— WHAT IS NEEDED —
Repeat the material in full. Keep every line exactly as it is.

## Start ROWS

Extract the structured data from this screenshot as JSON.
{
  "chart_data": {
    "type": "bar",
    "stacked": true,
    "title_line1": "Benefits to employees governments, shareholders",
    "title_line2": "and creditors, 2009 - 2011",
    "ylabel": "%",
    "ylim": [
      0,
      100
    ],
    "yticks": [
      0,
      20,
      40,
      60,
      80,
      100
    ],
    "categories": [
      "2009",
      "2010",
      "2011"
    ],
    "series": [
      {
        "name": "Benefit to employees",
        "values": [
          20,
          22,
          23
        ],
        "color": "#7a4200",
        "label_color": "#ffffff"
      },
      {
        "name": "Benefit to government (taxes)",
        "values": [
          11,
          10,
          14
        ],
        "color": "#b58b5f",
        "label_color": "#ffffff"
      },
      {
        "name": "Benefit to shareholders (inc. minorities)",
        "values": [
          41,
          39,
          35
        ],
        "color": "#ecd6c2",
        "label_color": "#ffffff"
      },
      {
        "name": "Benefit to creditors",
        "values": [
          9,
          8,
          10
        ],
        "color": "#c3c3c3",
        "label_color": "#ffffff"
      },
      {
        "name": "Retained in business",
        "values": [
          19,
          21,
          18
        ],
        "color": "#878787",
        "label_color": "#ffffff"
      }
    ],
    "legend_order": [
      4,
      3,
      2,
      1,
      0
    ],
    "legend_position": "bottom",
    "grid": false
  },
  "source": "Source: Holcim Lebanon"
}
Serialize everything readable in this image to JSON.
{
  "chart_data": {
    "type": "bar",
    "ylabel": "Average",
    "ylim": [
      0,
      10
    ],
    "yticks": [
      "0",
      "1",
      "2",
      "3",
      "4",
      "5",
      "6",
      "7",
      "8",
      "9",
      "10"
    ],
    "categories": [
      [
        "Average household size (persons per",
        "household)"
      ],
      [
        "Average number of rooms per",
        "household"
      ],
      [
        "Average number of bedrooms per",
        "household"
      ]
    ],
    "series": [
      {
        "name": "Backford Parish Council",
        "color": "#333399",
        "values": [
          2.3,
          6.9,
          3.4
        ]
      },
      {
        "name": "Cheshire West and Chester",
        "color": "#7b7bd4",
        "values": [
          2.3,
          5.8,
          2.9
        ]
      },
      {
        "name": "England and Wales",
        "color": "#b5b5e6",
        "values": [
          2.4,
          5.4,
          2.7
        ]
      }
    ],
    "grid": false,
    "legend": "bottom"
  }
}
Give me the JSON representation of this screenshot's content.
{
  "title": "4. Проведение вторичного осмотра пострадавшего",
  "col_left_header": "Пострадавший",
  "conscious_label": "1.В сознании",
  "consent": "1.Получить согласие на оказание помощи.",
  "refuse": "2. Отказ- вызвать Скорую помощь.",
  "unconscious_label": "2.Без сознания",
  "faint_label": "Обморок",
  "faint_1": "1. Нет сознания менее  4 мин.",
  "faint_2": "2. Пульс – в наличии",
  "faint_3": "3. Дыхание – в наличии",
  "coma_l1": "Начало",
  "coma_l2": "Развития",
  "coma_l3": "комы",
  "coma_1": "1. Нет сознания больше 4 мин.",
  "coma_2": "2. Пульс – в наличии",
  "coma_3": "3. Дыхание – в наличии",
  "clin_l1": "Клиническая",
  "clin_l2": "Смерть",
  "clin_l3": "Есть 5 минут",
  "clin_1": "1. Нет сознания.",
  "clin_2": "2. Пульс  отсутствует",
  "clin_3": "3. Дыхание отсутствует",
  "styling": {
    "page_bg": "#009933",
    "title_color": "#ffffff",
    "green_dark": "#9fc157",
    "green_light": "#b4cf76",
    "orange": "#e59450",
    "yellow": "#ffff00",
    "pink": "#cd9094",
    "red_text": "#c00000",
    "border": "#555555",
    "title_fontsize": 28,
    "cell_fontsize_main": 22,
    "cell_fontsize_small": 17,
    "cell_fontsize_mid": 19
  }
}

## End ROWS

— THE SOLUTION —
Extract the structured data from this screenshot as JSON.
{
  "chart_data": {
    "type": "bar",
    "stacked": true,
    "title_line1": "Benefits to employees governments, shareholders",
    "title_line2": "and creditors, 2009 - 2011",
    "ylabel": "%",
    "ylim": [
      0,
      100
    ],
    "yticks": [
      0,
      20,
      40,
      60,
      80,
      100
    ],
    "categories": [
      "2009",
      "2010",
      "2011"
    ],
    "series": [
      {
        "name": "Benefit to employees",
        "values": [
          20,
          22,
          23
        ],
        "color": "#7a4200",
        "label_color": "#ffffff"
      },
      {
        "name": "Benefit to government (taxes)",
        "values": [
          11,
          10,
          14
        ],
        "color": "#b58b5f",
        "label_color": "#ffffff"
      },
      {
        "name": "Benefit to shareholders (inc. minorities)",
        "values": [
          41,
          39,
          35
        ],
        "color": "#ecd6c2",
        "label_color": "#ffffff"
      },
      {
        "name": "Benefit to creditors",
        "values": [
          9,
          8,
          10
        ],
        "color": "#c3c3c3",
        "label_color": "#ffffff"
      },
      {
        "name": "Retained in business",
        "values": [
          19,
          21,
          18
        ],
        "color": "#878787",
        "label_color": "#ffffff"
      }
    ],
    "legend_order": [
      4,
      3,
      2,
      1,
      0
    ],
    "legend_position": "bottom",
    "grid": false
  },
  "source": "Source: Holcim Lebanon"
}
Serialize everything readable in this image to JSON.
{
  "chart_data": {
    "type": "bar",
    "ylabel": "Average",
    "ylim": [
      0,
      10
    ],
    "yticks": [
      "0",
      "1",
      "2",
      "3",
      "4",
      "5",
      "6",
      "7",
      "8",
      "9",
      "10"
    ],
    "categories": [
      [
        "Average household size (persons per",
        "household)"
      ],
      [
        "Average number of rooms per",
        "household"
      ],
      [
        "Average number of bedrooms per",
        "household"
      ]
    ],
    "series": [
      {
        "name": "Backford Parish Council",
        "color": "#333399",
        "values": [
          2.3,
          6.9,
          3.4
        ]
      },
      {
        "name": "Cheshire West and Chester",
        "color": "#7b7bd4",
        "values": [
          2.3,
          5.8,
          2.9
        ]
      },
      {
        "name": "England and Wales",
        "color": "#b5b5e6",
        "values": [
          2.4,
          5.4,
          2.7
        ]
      }
    ],
    "grid": false,
    "legend": "bottom"
  }
}
Give me the JSON representation of this screenshot's content.
{
  "title": "4. Проведение вторичного осмотра пострадавшего",
  "col_left_header": "Пострадавший",
  "conscious_label": "1.В сознании",
  "consent": "1.Получить согласие на оказание помощи.",
  "refuse": "2. Отказ- вызвать Скорую помощь.",
  "unconscious_label": "2.Без сознания",
  "faint_label": "Обморок",
  "faint_1": "1. Нет сознания менее  4 мин.",
  "faint_2": "2. Пульс – в наличии",
  "faint_3": "3. Дыхание – в наличии",
  "coma_l1": "Начало",
  "coma_l2": "Развития",
  "coma_l3": "комы",
  "coma_1": "1. Нет сознания больше 4 мин.",
  "coma_2": "2. Пульс – в наличии",
  "coma_3": "3. Дыхание – в наличии",
  "clin_l1": "Клиническая",
  "clin_l2": "Смерть",
  "clin_l3": "Есть 5 минут",
  "clin_1": "1. Нет сознания.",
  "clin_2": "2. Пульс  отсутствует",
  "clin_3": "3. Дыхание отсутствует",
  "styling": {
    "page_bg": "#009933",
    "title_color": "#ffffff",
    "green_dark": "#9fc157",
    "green_light": "#b4cf76",
    "orange": "#e59450",
    "yellow": "#ffff00",
    "pink": "#cd9094",
    "red_text": "#c00000",
    "border": "#555555",
    "title_fontsize": 28,
    "cell_fontsize_main": 22,
    "cell_fontsize_small": 17,
    "cell_fontsize_mid": 19
  }
}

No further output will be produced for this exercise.